Figure record extracts
---

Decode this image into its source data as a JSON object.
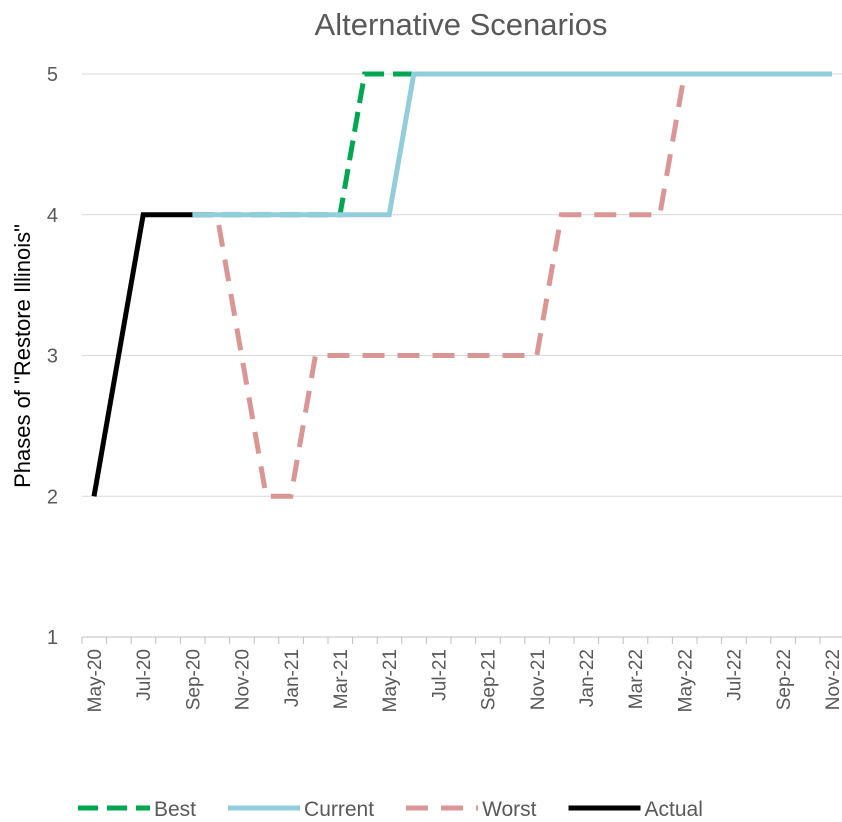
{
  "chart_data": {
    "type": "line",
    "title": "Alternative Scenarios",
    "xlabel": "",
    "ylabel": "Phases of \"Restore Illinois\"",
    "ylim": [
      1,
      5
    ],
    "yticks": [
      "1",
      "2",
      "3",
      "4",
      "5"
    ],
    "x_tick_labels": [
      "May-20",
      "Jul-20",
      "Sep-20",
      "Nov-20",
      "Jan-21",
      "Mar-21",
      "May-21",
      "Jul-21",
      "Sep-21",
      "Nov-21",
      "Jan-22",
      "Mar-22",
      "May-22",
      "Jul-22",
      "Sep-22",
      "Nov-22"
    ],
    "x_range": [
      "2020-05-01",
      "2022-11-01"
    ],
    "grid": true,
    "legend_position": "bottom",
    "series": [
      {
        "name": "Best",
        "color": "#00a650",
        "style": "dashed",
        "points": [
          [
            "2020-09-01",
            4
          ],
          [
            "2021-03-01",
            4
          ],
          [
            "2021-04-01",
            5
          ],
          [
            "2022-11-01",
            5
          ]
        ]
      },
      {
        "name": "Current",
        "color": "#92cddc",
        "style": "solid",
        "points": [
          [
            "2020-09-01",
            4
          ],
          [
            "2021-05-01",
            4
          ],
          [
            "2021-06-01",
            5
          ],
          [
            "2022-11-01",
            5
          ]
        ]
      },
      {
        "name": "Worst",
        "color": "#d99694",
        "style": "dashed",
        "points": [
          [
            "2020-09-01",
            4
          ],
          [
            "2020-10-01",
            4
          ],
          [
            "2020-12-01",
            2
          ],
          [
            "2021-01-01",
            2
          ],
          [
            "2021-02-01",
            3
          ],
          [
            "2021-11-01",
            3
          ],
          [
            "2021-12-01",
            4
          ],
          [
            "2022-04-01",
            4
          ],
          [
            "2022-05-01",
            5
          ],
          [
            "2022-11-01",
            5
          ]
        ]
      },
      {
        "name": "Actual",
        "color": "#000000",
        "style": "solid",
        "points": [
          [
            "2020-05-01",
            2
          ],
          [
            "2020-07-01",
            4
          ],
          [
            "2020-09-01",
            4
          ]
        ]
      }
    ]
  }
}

---

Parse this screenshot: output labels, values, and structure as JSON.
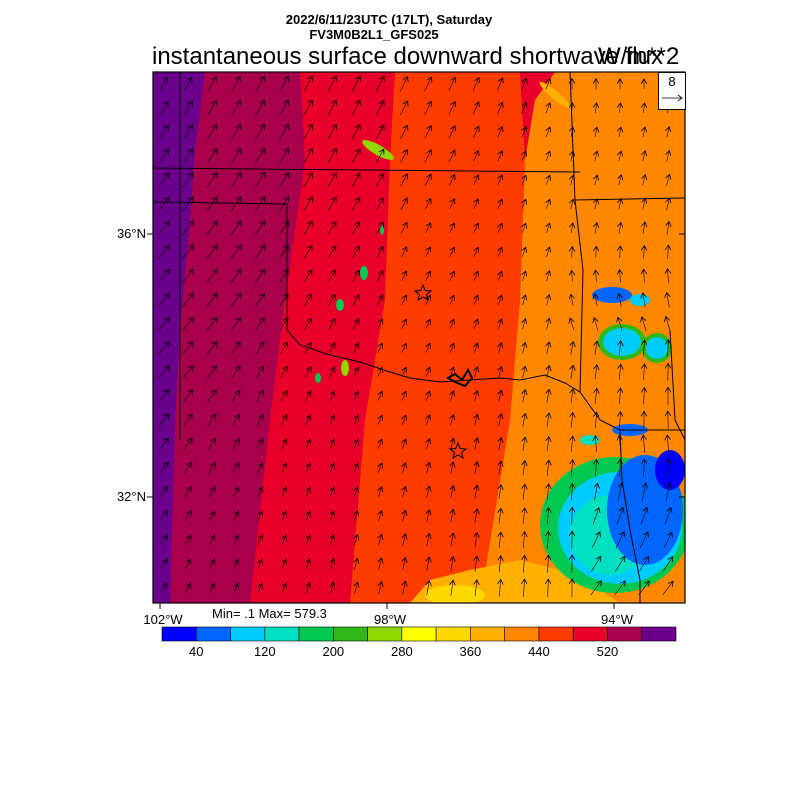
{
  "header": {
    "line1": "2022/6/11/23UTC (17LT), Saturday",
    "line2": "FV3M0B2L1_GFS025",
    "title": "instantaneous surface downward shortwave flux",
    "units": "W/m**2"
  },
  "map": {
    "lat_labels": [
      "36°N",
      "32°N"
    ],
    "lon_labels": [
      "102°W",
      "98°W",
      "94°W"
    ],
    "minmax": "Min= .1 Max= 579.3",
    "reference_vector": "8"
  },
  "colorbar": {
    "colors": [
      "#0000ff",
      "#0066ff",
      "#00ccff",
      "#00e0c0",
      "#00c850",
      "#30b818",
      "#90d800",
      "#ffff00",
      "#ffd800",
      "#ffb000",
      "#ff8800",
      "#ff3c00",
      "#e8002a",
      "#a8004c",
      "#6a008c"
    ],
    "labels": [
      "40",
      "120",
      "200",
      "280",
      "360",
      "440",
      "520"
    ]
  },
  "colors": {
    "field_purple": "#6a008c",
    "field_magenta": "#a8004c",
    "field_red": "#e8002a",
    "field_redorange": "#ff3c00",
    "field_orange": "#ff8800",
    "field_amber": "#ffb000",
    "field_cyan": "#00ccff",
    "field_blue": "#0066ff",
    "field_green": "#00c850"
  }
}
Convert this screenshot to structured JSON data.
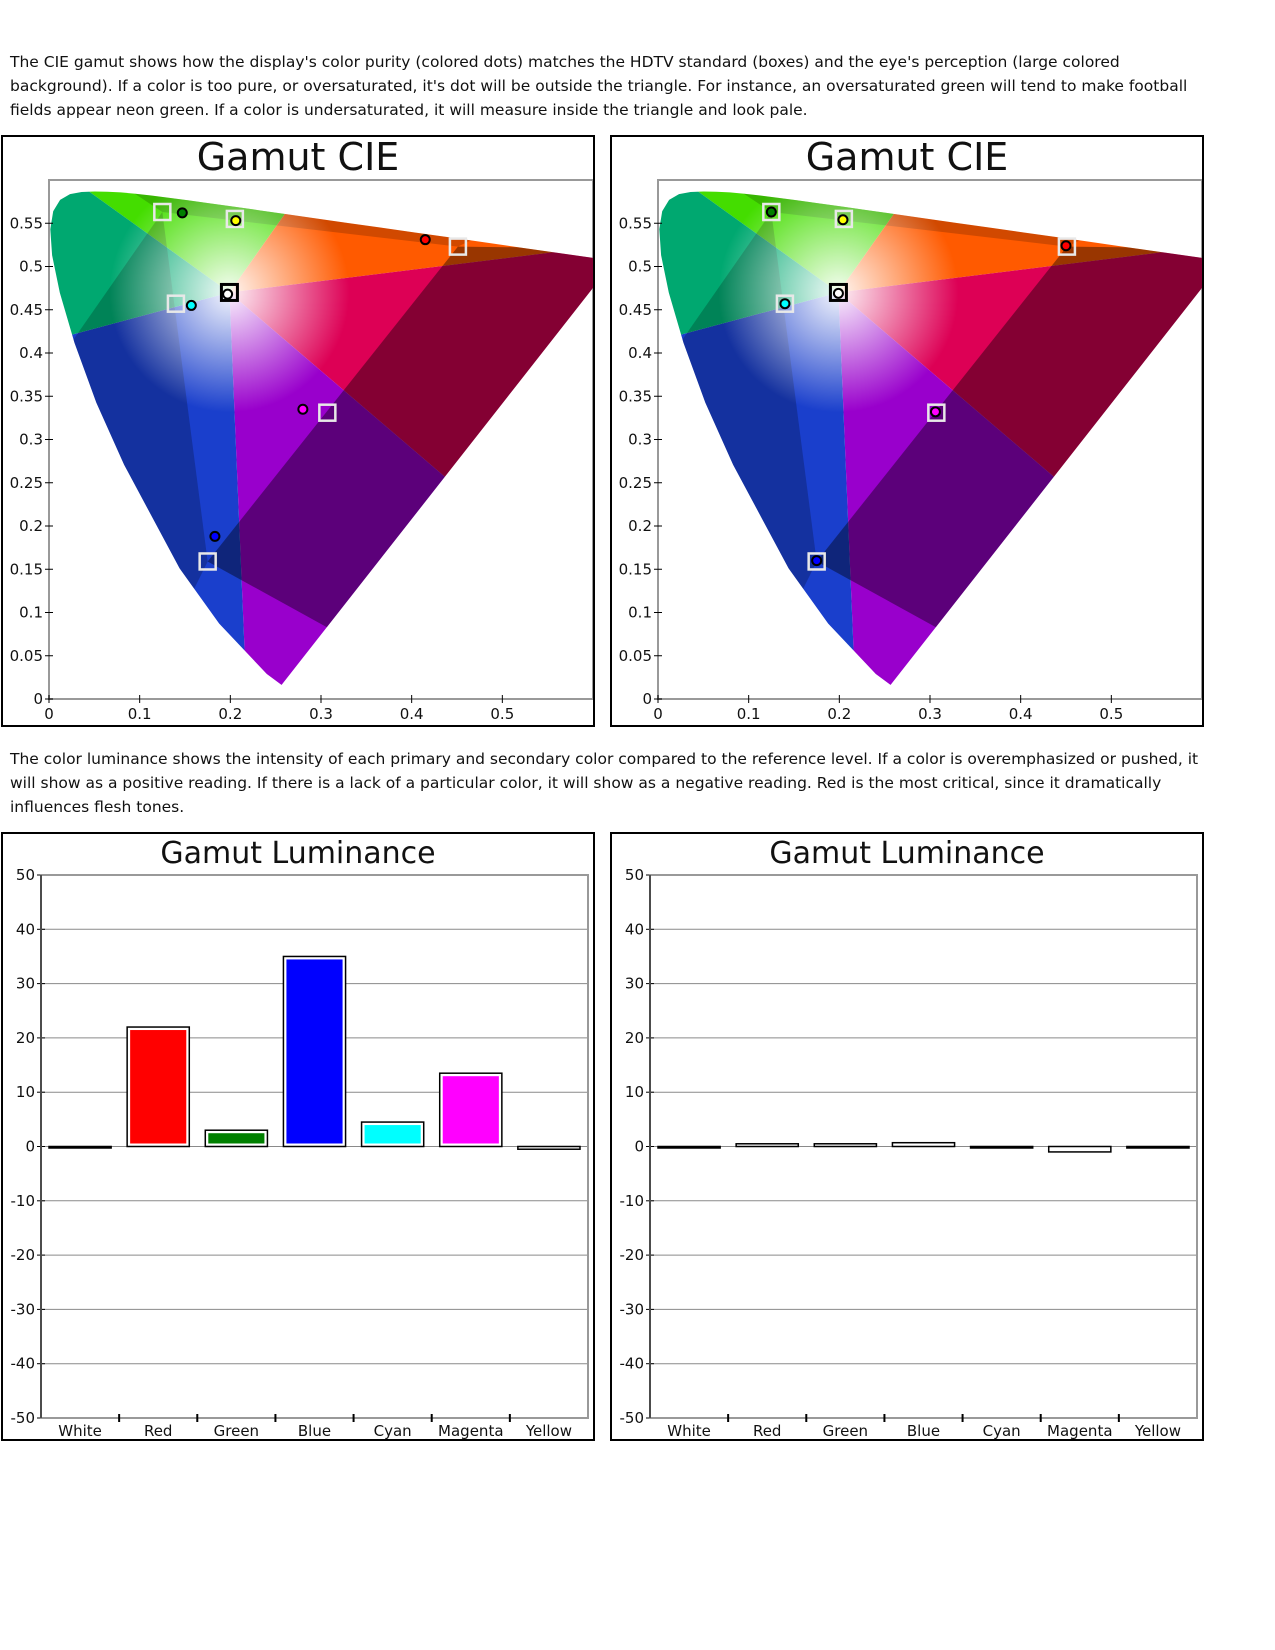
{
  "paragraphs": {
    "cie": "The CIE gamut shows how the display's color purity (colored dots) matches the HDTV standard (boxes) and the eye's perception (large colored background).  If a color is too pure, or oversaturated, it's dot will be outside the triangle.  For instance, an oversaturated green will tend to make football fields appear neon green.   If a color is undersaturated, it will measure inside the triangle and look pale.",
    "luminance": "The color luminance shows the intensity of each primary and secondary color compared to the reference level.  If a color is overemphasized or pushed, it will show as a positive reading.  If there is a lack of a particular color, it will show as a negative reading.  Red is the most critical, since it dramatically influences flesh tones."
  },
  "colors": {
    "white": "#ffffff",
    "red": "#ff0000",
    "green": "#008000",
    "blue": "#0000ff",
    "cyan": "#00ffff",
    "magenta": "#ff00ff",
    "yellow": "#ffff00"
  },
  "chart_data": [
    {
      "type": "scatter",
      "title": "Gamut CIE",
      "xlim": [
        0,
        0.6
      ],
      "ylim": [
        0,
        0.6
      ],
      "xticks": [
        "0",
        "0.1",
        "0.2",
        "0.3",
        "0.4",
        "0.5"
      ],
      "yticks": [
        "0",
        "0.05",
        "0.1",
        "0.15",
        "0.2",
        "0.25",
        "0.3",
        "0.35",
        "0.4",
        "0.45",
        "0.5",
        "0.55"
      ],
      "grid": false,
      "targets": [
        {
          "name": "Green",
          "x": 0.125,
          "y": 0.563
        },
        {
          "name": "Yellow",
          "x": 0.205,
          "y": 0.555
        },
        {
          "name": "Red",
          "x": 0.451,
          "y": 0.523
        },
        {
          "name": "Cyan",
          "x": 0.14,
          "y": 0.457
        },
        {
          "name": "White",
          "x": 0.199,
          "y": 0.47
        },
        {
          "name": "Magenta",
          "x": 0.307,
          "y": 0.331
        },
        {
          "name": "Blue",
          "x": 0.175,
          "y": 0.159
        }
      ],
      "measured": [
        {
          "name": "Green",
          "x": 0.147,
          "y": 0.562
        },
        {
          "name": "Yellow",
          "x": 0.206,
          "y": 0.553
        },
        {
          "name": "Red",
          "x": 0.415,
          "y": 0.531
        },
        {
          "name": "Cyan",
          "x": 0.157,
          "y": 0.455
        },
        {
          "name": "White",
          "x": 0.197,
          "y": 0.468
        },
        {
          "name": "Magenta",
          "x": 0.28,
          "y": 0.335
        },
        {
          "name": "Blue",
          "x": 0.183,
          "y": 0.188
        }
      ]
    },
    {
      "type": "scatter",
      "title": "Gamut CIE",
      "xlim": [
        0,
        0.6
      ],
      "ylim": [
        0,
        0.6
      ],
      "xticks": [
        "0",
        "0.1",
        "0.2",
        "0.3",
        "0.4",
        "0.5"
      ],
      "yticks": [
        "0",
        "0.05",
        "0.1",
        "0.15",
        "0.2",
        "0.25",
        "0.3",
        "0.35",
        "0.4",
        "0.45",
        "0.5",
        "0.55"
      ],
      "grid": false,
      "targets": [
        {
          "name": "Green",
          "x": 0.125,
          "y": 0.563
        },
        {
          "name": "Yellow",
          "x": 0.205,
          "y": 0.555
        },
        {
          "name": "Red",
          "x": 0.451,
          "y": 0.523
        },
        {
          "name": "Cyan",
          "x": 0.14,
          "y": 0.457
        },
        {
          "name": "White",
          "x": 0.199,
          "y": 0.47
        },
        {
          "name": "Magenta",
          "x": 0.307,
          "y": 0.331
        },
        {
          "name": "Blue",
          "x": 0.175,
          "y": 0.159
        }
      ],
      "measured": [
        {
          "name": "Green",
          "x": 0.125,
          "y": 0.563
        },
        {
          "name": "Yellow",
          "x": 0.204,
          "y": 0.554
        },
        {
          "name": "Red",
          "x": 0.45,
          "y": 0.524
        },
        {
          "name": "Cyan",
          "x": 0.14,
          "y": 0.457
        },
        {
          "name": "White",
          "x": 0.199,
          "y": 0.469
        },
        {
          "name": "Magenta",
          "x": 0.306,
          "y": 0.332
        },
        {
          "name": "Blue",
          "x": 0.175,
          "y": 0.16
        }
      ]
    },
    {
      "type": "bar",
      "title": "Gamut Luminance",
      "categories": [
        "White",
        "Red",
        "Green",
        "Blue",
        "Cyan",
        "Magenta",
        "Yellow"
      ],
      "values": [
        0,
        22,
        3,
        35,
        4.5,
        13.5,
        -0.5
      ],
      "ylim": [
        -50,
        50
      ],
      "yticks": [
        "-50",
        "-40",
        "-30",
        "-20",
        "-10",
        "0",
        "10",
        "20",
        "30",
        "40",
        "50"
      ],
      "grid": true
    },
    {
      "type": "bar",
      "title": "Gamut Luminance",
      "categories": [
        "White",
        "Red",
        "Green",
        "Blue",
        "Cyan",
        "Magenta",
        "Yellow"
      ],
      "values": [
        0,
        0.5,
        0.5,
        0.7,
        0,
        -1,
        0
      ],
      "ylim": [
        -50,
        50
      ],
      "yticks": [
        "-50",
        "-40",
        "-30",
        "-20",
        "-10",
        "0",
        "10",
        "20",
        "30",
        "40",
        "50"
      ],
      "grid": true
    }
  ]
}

---

• **THE PROBLEM**
Among the lines above, count those containing the word "will" and give nothing but the result.

• **THE RESPONSE**
2